→ **TASK BRIEF**: Please return all lines of the data below containing the string "Cell".

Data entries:
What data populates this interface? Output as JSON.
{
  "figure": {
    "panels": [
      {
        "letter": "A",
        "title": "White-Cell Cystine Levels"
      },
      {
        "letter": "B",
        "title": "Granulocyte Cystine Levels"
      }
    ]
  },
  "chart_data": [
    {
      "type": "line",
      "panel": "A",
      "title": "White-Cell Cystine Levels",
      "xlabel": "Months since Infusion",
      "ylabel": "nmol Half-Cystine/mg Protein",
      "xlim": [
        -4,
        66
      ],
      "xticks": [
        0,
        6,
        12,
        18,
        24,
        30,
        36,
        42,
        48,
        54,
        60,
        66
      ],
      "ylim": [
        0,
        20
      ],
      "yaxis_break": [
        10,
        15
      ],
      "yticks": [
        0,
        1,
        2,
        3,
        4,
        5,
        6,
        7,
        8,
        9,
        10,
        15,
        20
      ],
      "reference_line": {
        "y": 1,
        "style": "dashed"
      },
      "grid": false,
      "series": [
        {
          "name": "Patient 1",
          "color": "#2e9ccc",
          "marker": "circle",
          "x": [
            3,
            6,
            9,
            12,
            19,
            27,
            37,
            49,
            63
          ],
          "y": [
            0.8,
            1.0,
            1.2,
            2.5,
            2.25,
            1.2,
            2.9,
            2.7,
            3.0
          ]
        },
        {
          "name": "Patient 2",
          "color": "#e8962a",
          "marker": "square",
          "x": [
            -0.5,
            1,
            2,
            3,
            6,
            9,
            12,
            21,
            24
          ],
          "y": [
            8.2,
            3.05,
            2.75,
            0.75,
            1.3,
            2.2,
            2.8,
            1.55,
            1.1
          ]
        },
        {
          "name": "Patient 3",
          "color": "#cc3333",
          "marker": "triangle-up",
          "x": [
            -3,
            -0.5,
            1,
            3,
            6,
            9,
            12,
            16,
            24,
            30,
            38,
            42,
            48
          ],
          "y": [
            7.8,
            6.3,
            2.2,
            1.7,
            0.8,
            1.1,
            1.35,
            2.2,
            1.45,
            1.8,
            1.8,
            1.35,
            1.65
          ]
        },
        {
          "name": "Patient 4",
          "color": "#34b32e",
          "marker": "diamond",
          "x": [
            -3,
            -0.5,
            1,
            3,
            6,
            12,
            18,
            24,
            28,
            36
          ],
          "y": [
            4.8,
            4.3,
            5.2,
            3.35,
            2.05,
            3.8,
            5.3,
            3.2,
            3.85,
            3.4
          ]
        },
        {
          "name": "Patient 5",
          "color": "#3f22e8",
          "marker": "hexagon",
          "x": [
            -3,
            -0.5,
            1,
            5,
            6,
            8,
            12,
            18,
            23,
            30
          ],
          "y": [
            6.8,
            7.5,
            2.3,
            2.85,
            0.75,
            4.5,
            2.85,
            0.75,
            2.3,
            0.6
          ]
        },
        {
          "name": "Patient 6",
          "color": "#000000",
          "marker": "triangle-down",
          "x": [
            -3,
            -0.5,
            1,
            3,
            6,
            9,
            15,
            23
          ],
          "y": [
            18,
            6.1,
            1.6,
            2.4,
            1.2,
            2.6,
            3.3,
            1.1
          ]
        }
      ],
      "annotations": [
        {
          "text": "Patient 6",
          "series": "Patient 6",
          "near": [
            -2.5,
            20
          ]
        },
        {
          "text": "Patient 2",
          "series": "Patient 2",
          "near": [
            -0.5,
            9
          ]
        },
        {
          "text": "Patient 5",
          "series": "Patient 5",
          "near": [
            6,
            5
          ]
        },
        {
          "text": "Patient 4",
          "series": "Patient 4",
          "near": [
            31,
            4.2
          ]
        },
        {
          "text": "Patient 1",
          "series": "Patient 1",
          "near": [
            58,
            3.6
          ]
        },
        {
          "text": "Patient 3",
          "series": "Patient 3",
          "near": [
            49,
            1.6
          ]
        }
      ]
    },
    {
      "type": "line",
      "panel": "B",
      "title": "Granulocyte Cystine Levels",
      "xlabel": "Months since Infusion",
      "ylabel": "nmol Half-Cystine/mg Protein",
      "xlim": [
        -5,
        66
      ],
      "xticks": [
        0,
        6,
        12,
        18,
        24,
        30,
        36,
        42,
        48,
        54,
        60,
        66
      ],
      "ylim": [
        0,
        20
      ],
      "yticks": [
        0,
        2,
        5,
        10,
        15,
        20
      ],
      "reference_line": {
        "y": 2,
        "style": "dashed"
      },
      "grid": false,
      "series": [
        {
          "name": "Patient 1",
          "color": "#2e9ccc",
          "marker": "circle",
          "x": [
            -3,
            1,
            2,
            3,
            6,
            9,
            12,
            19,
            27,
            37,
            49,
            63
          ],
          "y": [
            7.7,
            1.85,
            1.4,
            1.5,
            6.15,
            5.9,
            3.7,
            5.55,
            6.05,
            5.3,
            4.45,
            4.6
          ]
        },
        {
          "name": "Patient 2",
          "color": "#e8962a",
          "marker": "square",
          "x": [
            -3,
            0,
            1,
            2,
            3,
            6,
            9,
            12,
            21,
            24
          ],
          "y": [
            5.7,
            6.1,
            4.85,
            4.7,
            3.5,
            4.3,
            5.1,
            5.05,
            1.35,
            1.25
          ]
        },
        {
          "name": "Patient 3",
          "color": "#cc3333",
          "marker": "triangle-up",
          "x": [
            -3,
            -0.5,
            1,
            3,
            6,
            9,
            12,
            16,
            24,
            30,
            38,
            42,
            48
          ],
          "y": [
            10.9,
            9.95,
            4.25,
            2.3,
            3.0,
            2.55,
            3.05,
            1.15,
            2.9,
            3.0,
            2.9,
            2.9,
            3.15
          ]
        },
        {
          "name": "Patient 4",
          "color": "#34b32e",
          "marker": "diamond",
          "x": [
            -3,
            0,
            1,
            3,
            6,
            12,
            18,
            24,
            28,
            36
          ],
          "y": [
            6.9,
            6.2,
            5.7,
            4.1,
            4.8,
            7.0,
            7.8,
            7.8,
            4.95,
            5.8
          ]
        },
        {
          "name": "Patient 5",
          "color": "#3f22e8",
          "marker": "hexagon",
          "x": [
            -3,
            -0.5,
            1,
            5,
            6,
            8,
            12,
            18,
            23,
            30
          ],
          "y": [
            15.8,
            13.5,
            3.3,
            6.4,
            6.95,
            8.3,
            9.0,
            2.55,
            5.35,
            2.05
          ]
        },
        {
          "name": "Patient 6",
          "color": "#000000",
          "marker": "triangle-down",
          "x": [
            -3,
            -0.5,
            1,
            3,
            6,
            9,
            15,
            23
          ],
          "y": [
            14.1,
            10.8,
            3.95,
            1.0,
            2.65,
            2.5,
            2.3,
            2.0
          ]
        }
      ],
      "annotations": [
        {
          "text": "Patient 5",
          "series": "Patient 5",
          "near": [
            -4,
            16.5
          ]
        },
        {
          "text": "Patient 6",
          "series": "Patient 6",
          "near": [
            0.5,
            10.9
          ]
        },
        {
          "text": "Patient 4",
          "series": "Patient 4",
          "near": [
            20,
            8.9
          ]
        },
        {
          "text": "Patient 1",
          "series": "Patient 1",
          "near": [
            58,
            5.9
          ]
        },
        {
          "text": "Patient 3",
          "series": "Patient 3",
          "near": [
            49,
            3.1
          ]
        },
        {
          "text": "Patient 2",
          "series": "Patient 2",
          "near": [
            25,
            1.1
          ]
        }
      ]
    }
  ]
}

→ **SOLUTION FOR THIS EXERCISE**:
        "title": "White-Cell Cystine Levels"
      "title": "White-Cell Cystine Levels",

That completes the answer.